╭─ ENTRIES

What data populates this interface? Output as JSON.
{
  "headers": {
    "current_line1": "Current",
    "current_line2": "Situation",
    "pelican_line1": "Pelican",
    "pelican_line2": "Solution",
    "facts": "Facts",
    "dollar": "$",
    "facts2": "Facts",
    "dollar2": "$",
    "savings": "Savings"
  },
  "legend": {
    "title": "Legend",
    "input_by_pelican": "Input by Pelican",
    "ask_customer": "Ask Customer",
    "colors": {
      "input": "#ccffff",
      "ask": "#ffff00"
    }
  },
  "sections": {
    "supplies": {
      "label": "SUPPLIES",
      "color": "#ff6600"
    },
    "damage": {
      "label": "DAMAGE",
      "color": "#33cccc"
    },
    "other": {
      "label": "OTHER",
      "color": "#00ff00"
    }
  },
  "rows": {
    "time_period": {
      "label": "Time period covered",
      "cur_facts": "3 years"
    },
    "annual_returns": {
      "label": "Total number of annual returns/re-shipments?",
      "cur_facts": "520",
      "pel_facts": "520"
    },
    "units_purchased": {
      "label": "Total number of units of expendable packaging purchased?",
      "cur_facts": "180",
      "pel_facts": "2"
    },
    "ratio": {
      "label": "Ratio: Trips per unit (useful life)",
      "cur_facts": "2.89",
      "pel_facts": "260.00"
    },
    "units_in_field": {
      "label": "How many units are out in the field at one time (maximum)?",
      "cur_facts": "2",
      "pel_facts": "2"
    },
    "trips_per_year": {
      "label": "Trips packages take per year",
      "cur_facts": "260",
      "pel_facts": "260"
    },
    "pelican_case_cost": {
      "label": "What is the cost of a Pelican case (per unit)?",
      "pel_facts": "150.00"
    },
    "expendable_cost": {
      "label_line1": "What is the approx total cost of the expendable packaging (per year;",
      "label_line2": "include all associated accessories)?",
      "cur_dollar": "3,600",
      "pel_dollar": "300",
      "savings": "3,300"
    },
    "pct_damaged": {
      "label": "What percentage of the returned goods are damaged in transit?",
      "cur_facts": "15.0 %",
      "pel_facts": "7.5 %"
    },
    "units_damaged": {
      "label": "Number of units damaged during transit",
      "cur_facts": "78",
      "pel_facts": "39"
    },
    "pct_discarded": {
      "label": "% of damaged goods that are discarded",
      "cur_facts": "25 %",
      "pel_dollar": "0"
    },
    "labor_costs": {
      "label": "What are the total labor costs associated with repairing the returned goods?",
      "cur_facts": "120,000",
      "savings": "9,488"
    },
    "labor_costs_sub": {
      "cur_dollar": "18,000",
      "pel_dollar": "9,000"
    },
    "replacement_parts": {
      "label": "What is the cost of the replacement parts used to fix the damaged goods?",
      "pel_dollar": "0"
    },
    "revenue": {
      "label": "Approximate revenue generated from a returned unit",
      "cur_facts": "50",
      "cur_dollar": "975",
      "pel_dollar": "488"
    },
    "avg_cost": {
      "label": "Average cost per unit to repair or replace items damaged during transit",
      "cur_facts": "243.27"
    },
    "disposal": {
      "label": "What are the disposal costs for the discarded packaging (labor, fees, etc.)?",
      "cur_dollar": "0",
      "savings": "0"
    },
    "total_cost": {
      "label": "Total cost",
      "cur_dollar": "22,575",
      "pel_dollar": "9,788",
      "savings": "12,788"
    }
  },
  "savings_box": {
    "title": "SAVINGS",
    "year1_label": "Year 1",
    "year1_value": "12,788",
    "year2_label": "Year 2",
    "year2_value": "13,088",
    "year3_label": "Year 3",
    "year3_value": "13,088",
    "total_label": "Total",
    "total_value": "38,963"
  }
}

╰─

#### REQUIREMENT:
Faithfully transcribe the whole of the data.

#### EXERCISE SOLUTION:
What data populates this interface? Output as JSON.
{
  "headers": {
    "current_line1": "Current",
    "current_line2": "Situation",
    "pelican_line1": "Pelican",
    "pelican_line2": "Solution",
    "facts": "Facts",
    "dollar": "$",
    "facts2": "Facts",
    "dollar2": "$",
    "savings": "Savings"
  },
  "legend": {
    "title": "Legend",
    "input_by_pelican": "Input by Pelican",
    "ask_customer": "Ask Customer",
    "colors": {
      "input": "#ccffff",
      "ask": "#ffff00"
    }
  },
  "sections": {
    "supplies": {
      "label": "SUPPLIES",
      "color": "#ff6600"
    },
    "damage": {
      "label": "DAMAGE",
      "color": "#33cccc"
    },
    "other": {
      "label": "OTHER",
      "color": "#00ff00"
    }
  },
  "rows": {
    "time_period": {
      "label": "Time period covered",
      "cur_facts": "3 years"
    },
    "annual_returns": {
      "label": "Total number of annual returns/re-shipments?",
      "cur_facts": "520",
      "pel_facts": "520"
    },
    "units_purchased": {
      "label": "Total number of units of expendable packaging purchased?",
      "cur_facts": "180",
      "pel_facts": "2"
    },
    "ratio": {
      "label": "Ratio: Trips per unit (useful life)",
      "cur_facts": "2.89",
      "pel_facts": "260.00"
    },
    "units_in_field": {
      "label": "How many units are out in the field at one time (maximum)?",
      "cur_facts": "2",
      "pel_facts": "2"
    },
    "trips_per_year": {
      "label": "Trips packages take per year",
      "cur_facts": "260",
      "pel_facts": "260"
    },
    "pelican_case_cost": {
      "label": "What is the cost of a Pelican case (per unit)?",
      "pel_facts": "150.00"
    },
    "expendable_cost": {
      "label_line1": "What is the approx total cost of the expendable packaging (per year;",
      "label_line2": "include all associated accessories)?",
      "cur_dollar": "3,600",
      "pel_dollar": "300",
      "savings": "3,300"
    },
    "pct_damaged": {
      "label": "What percentage of the returned goods are damaged in transit?",
      "cur_facts": "15.0 %",
      "pel_facts": "7.5 %"
    },
    "units_damaged": {
      "label": "Number of units damaged during transit",
      "cur_facts": "78",
      "pel_facts": "39"
    },
    "pct_discarded": {
      "label": "% of damaged goods that are discarded",
      "cur_facts": "25 %",
      "pel_dollar": "0"
    },
    "labor_costs": {
      "label": "What are the total labor costs associated with repairing the returned goods?",
      "cur_facts": "120,000",
      "savings": "9,488"
    },
    "labor_costs_sub": {
      "cur_dollar": "18,000",
      "pel_dollar": "9,000"
    },
    "replacement_parts": {
      "label": "What is the cost of the replacement parts used to fix the damaged goods?",
      "pel_dollar": "0"
    },
    "revenue": {
      "label": "Approximate revenue generated from a returned unit",
      "cur_facts": "50",
      "cur_dollar": "975",
      "pel_dollar": "488"
    },
    "avg_cost": {
      "label": "Average cost per unit to repair or replace items damaged during transit",
      "cur_facts": "243.27"
    },
    "disposal": {
      "label": "What are the disposal costs for the discarded packaging (labor, fees, etc.)?",
      "cur_dollar": "0",
      "savings": "0"
    },
    "total_cost": {
      "label": "Total cost",
      "cur_dollar": "22,575",
      "pel_dollar": "9,788",
      "savings": "12,788"
    }
  },
  "savings_box": {
    "title": "SAVINGS",
    "year1_label": "Year 1",
    "year1_value": "12,788",
    "year2_label": "Year 2",
    "year2_value": "13,088",
    "year3_label": "Year 3",
    "year3_value": "13,088",
    "total_label": "Total",
    "total_value": "38,963"
  }
}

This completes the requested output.